DIRECTIVE ->
Copy each line below that includes "Search".

RECORDS FOR THIS TASK ->

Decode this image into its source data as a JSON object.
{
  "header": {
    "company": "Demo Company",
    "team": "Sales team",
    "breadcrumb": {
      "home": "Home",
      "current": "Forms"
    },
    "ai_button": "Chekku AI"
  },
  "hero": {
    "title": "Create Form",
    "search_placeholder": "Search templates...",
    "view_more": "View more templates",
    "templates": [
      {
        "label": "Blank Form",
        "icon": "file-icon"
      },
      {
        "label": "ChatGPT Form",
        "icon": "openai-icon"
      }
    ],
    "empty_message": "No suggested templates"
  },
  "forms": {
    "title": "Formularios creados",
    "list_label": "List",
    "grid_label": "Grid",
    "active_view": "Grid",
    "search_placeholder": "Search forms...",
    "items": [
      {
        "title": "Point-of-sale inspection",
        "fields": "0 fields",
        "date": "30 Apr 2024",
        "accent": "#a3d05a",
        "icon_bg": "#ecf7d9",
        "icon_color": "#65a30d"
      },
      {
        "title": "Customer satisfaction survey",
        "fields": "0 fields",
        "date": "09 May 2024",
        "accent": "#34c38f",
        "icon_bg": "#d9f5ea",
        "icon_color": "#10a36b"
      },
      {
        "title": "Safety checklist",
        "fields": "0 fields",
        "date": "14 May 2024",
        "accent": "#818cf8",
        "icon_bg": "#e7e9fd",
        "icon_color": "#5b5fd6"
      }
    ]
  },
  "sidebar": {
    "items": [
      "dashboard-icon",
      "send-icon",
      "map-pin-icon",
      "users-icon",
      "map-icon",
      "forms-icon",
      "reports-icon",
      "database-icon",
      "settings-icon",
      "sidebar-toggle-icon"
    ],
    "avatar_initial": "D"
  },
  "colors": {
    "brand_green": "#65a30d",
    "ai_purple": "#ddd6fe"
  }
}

TASK ANSWER ->
    "search_placeholder": "Search templates...",
    "search_placeholder": "Search forms...",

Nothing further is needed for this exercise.